* Directions for this task: Output the material below unchanged, apart from leaving out the pictures.

START Dataset excerpts

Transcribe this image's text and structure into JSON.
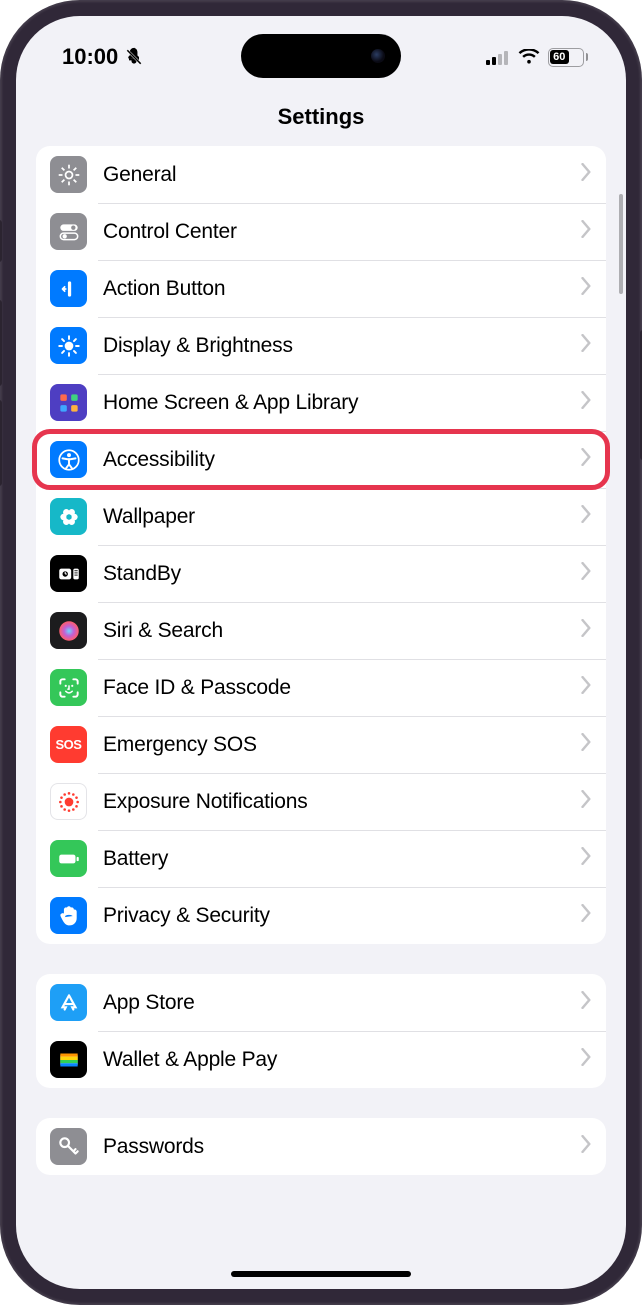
{
  "status": {
    "time": "10:00",
    "battery_pct": "60"
  },
  "title": "Settings",
  "groups": [
    {
      "items": [
        {
          "key": "general",
          "label": "General",
          "icon": "gear",
          "bg": "#8e8e93"
        },
        {
          "key": "control-center",
          "label": "Control Center",
          "icon": "switch",
          "bg": "#8e8e93"
        },
        {
          "key": "action-button",
          "label": "Action Button",
          "icon": "action",
          "bg": "#007aff"
        },
        {
          "key": "display",
          "label": "Display & Brightness",
          "icon": "brightness",
          "bg": "#007aff"
        },
        {
          "key": "home-screen",
          "label": "Home Screen & App Library",
          "icon": "grid",
          "bg": "#4e3ec2"
        },
        {
          "key": "accessibility",
          "label": "Accessibility",
          "icon": "accessibility",
          "bg": "#007aff",
          "highlighted": true
        },
        {
          "key": "wallpaper",
          "label": "Wallpaper",
          "icon": "flower",
          "bg": "#16b8c8"
        },
        {
          "key": "standby",
          "label": "StandBy",
          "icon": "standby",
          "bg": "#000000"
        },
        {
          "key": "siri",
          "label": "Siri & Search",
          "icon": "siri",
          "bg": "#1c1c1e"
        },
        {
          "key": "faceid",
          "label": "Face ID & Passcode",
          "icon": "faceid",
          "bg": "#34c759"
        },
        {
          "key": "sos",
          "label": "Emergency SOS",
          "icon": "sos",
          "bg": "#ff3b30"
        },
        {
          "key": "exposure",
          "label": "Exposure Notifications",
          "icon": "exposure",
          "bg": "#ffffff"
        },
        {
          "key": "battery",
          "label": "Battery",
          "icon": "battery",
          "bg": "#34c759"
        },
        {
          "key": "privacy",
          "label": "Privacy & Security",
          "icon": "hand",
          "bg": "#007aff"
        }
      ]
    },
    {
      "items": [
        {
          "key": "app-store",
          "label": "App Store",
          "icon": "appstore",
          "bg": "#1e9ff6"
        },
        {
          "key": "wallet",
          "label": "Wallet & Apple Pay",
          "icon": "wallet",
          "bg": "#000000"
        }
      ]
    },
    {
      "items": [
        {
          "key": "passwords",
          "label": "Passwords",
          "icon": "key",
          "bg": "#8e8e93"
        }
      ]
    }
  ]
}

END Dataset excerpts

* Right answer:
Transcribe this image's text and structure into JSON.
{
  "status": {
    "time": "10:00",
    "battery_pct": "60"
  },
  "title": "Settings",
  "groups": [
    {
      "items": [
        {
          "key": "general",
          "label": "General",
          "icon": "gear",
          "bg": "#8e8e93"
        },
        {
          "key": "control-center",
          "label": "Control Center",
          "icon": "switch",
          "bg": "#8e8e93"
        },
        {
          "key": "action-button",
          "label": "Action Button",
          "icon": "action",
          "bg": "#007aff"
        },
        {
          "key": "display",
          "label": "Display & Brightness",
          "icon": "brightness",
          "bg": "#007aff"
        },
        {
          "key": "home-screen",
          "label": "Home Screen & App Library",
          "icon": "grid",
          "bg": "#4e3ec2"
        },
        {
          "key": "accessibility",
          "label": "Accessibility",
          "icon": "accessibility",
          "bg": "#007aff",
          "highlighted": true
        },
        {
          "key": "wallpaper",
          "label": "Wallpaper",
          "icon": "flower",
          "bg": "#16b8c8"
        },
        {
          "key": "standby",
          "label": "StandBy",
          "icon": "standby",
          "bg": "#000000"
        },
        {
          "key": "siri",
          "label": "Siri & Search",
          "icon": "siri",
          "bg": "#1c1c1e"
        },
        {
          "key": "faceid",
          "label": "Face ID & Passcode",
          "icon": "faceid",
          "bg": "#34c759"
        },
        {
          "key": "sos",
          "label": "Emergency SOS",
          "icon": "sos",
          "bg": "#ff3b30"
        },
        {
          "key": "exposure",
          "label": "Exposure Notifications",
          "icon": "exposure",
          "bg": "#ffffff"
        },
        {
          "key": "battery",
          "label": "Battery",
          "icon": "battery",
          "bg": "#34c759"
        },
        {
          "key": "privacy",
          "label": "Privacy & Security",
          "icon": "hand",
          "bg": "#007aff"
        }
      ]
    },
    {
      "items": [
        {
          "key": "app-store",
          "label": "App Store",
          "icon": "appstore",
          "bg": "#1e9ff6"
        },
        {
          "key": "wallet",
          "label": "Wallet & Apple Pay",
          "icon": "wallet",
          "bg": "#000000"
        }
      ]
    },
    {
      "items": [
        {
          "key": "passwords",
          "label": "Passwords",
          "icon": "key",
          "bg": "#8e8e93"
        }
      ]
    }
  ]
}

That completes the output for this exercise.